>>>>
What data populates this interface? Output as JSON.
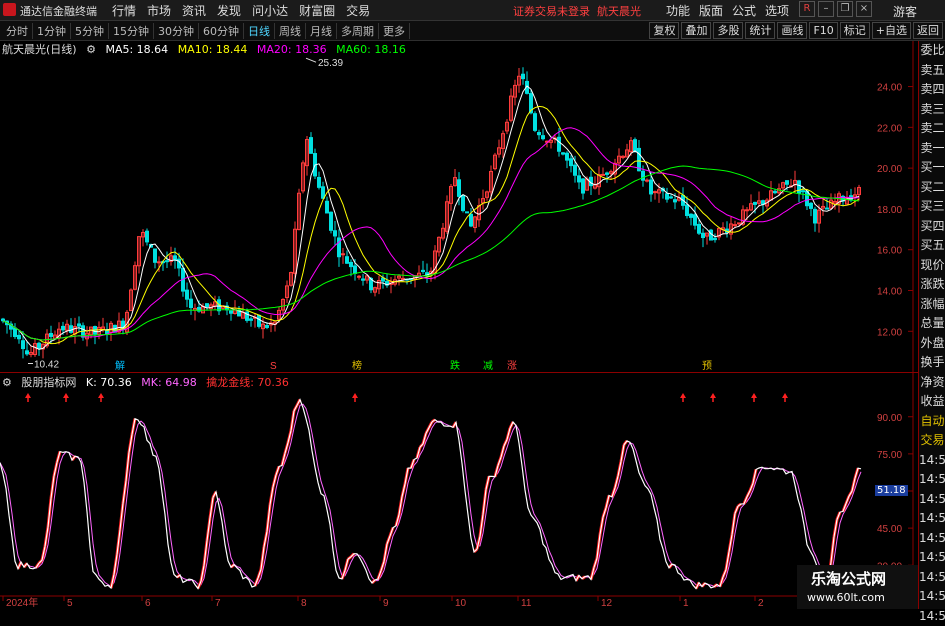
{
  "app": {
    "title": "通达信金融终端",
    "menu": [
      "行情",
      "市场",
      "资讯",
      "发现",
      "问小达",
      "财富圈",
      "交易"
    ],
    "warning": "证券交易未登录",
    "stock_name_top": "航天晨光",
    "right_menu": [
      "功能",
      "版面",
      "公式",
      "选项"
    ],
    "guest_label": "游客"
  },
  "toolbar": {
    "periods": [
      "分时",
      "1分钟",
      "5分钟",
      "15分钟",
      "30分钟",
      "60分钟",
      "日线",
      "周线",
      "月线",
      "多周期",
      "更多"
    ],
    "active_period": "日线",
    "tools": [
      "复权",
      "叠加",
      "多股",
      "统计",
      "画线",
      "F10",
      "标记",
      "+自选",
      "返回"
    ]
  },
  "main_legend": {
    "title": "航天晨光(日线)",
    "ma5": "MA5: 18.64",
    "ma10": "MA10: 18.44",
    "ma20": "MA20: 18.36",
    "ma60": "MA60: 18.16",
    "colors": {
      "ma5": "#ffffff",
      "ma10": "#ffff00",
      "ma20": "#ff00ff",
      "ma60": "#00ff00"
    }
  },
  "price_axis": [
    "24.00",
    "22.00",
    "20.00",
    "18.00",
    "16.00",
    "14.00",
    "12.00"
  ],
  "high_label": "25.39",
  "low_label": "10.42",
  "event_tags": [
    {
      "text": "解",
      "color": "#00c0ff"
    },
    {
      "text": "S",
      "color": "#ff4040"
    },
    {
      "text": "榜",
      "color": "#e0c000"
    },
    {
      "text": "跌",
      "color": "#00ff00"
    },
    {
      "text": "减",
      "color": "#00ff00"
    },
    {
      "text": "涨",
      "color": "#ff4040"
    },
    {
      "text": "预",
      "color": "#e0c000"
    }
  ],
  "indicator_legend": {
    "name": "股朋指标网",
    "k": "K: 70.36",
    "mk": "MK: 64.98",
    "line": "擒龙金线: 70.36"
  },
  "indicator_axis": [
    "90.00",
    "75.00",
    "60.00",
    "45.00",
    "30.00"
  ],
  "indicator_tag": "51.18",
  "date_axis": [
    "2024年",
    "5",
    "6",
    "7",
    "8",
    "9",
    "10",
    "11",
    "12",
    "1",
    "2"
  ],
  "right_panel": [
    "委比",
    "卖五",
    "卖四",
    "卖三",
    "卖二",
    "卖一",
    "买一",
    "买二",
    "买三",
    "买四",
    "买五",
    "现价",
    "涨跌",
    "涨幅",
    "总量",
    "外盘",
    "换手",
    "净资",
    "收益",
    "自动",
    "交易",
    "14:5",
    "14:5",
    "14:5",
    "14:5",
    "14:5",
    "14:5",
    "14:5",
    "14:5",
    "14:5"
  ],
  "watermark": {
    "line1": "乐淘公式网",
    "line2": "www.60lt.com"
  }
}
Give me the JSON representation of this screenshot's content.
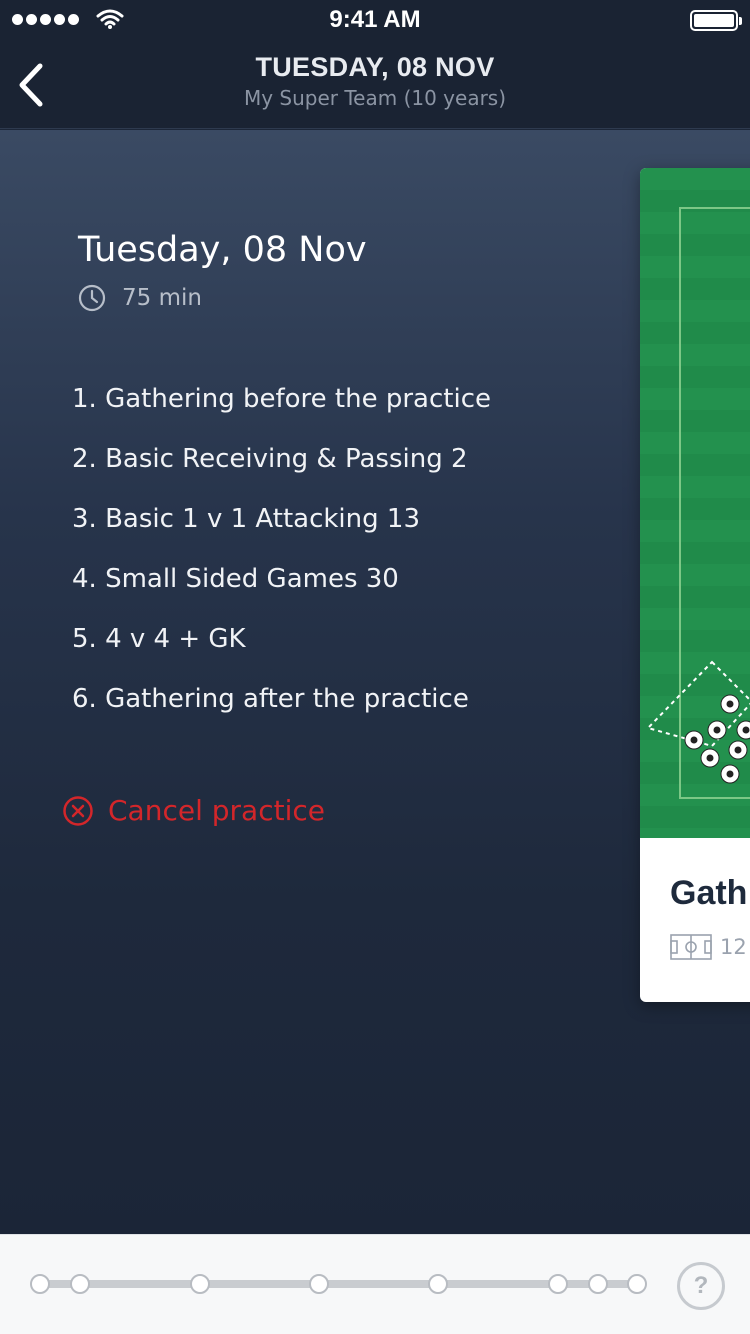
{
  "status": {
    "time": "9:41 AM"
  },
  "nav": {
    "title": "TUESDAY, 08 NOV",
    "subtitle": "My Super Team (10 years)"
  },
  "session": {
    "date": "Tuesday, 08 Nov",
    "duration": "75 min",
    "drills": [
      "1. Gathering before the practice",
      "2. Basic Receiving & Passing 2",
      "3. Basic 1 v 1 Attacking 13",
      "4. Small Sided Games 30",
      "5. 4 v 4 + GK",
      "6. Gathering after the practice"
    ],
    "cancel_label": "Cancel practice"
  },
  "card": {
    "title": "Gath",
    "count": "12"
  },
  "progress": {
    "dot_count": 8
  },
  "help": {
    "label": "?"
  },
  "colors": {
    "accent_red": "#d3262a",
    "pitch_green": "#23914e",
    "navy": "#1a2333"
  }
}
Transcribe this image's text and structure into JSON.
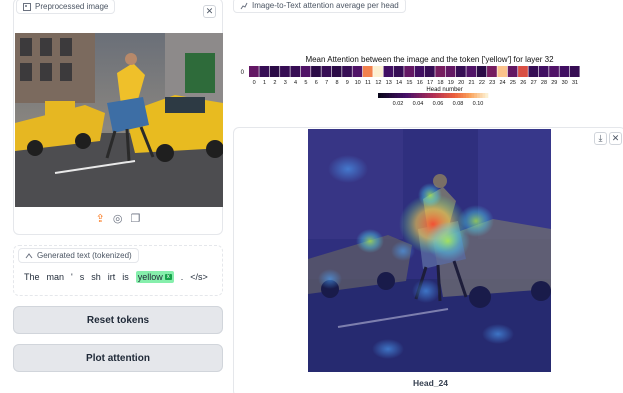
<<<<
**DO THIS**: Output a faithful copy of the data, with each picture left out.

**FINAL RESULT**:
What data populates this interface? Output as JSON.
{
  "app": {
    "title": "通达信金融终端",
    "menu": [
      "行情",
      "市场",
      "资讯",
      "发现",
      "问小达",
      "财富圈",
      "交易"
    ],
    "warning": "证券交易未登录",
    "stock_name_top": "航天晨光",
    "right_menu": [
      "功能",
      "版面",
      "公式",
      "选项"
    ],
    "guest_label": "游客"
  },
  "toolbar": {
    "periods": [
      "分时",
      "1分钟",
      "5分钟",
      "15分钟",
      "30分钟",
      "60分钟",
      "日线",
      "周线",
      "月线",
      "多周期",
      "更多"
    ],
    "active_period": "日线",
    "tools": [
      "复权",
      "叠加",
      "多股",
      "统计",
      "画线",
      "F10",
      "标记",
      "+自选",
      "返回"
    ]
  },
  "main_legend": {
    "title": "航天晨光(日线)",
    "ma5": "MA5: 18.64",
    "ma10": "MA10: 18.44",
    "ma20": "MA20: 18.36",
    "ma60": "MA60: 18.16",
    "colors": {
      "ma5": "#ffffff",
      "ma10": "#ffff00",
      "ma20": "#ff00ff",
      "ma60": "#00ff00"
    }
  },
  "price_axis": [
    "24.00",
    "22.00",
    "20.00",
    "18.00",
    "16.00",
    "14.00",
    "12.00"
  ],
  "high_label": "25.39",
  "low_label": "10.42",
  "event_tags": [
    {
      "text": "解",
      "color": "#00c0ff"
    },
    {
      "text": "S",
      "color": "#ff4040"
    },
    {
      "text": "榜",
      "color": "#e0c000"
    },
    {
      "text": "跌",
      "color": "#00ff00"
    },
    {
      "text": "减",
      "color": "#00ff00"
    },
    {
      "text": "涨",
      "color": "#ff4040"
    },
    {
      "text": "预",
      "color": "#e0c000"
    }
  ],
  "indicator_legend": {
    "name": "股朋指标网",
    "k": "K: 70.36",
    "mk": "MK: 64.98",
    "line": "擒龙金线: 70.36"
  },
  "indicator_axis": [
    "90.00",
    "75.00",
    "60.00",
    "45.00",
    "30.00"
  ],
  "indicator_tag": "51.18",
  "date_axis": [
    "2024年",
    "5",
    "6",
    "7",
    "8",
    "9",
    "10",
    "11",
    "12",
    "1",
    "2"
  ],
  "right_panel": [
    "委比",
    "卖五",
    "卖四",
    "卖三",
    "卖二",
    "卖一",
    "买一",
    "买二",
    "买三",
    "买四",
    "买五",
    "现价",
    "涨跌",
    "涨幅",
    "总量",
    "外盘",
    "换手",
    "净资",
    "收益",
    "自动",
    "交易",
    "14:5",
    "14:5",
    "14:5",
    "14:5",
    "14:5",
    "14:5",
    "14:5",
    "14:5",
    "14:5"
  ],
  "watermark": {
    "line1": "乐淘公式网",
    "line2": "www.60lt.com"
  }
}
Give me the JSON representation of this screenshot's content.
{
  "status": {
    "time": "9:41 AM"
  },
  "nav": {
    "title": "TUESDAY, 08 NOV",
    "subtitle": "My Super Team (10 years)"
  },
  "session": {
    "date": "Tuesday, 08 Nov",
    "duration": "75 min",
    "drills": [
      "1. Gathering before the practice",
      "2. Basic Receiving & Passing 2",
      "3. Basic 1 v 1 Attacking 13",
      "4. Small Sided Games 30",
      "5. 4 v 4 + GK",
      "6. Gathering after the practice"
    ],
    "cancel_label": "Cancel practice"
  },
  "card": {
    "title": "Gath",
    "count": "12"
  },
  "progress": {
    "dot_count": 8
  },
  "help": {
    "label": "?"
  },
  "colors": {
    "accent_red": "#d3262a",
    "pitch_green": "#23914e",
    "navy": "#1a2333"
  }
}
Transcribe this image's text and structure into JSON.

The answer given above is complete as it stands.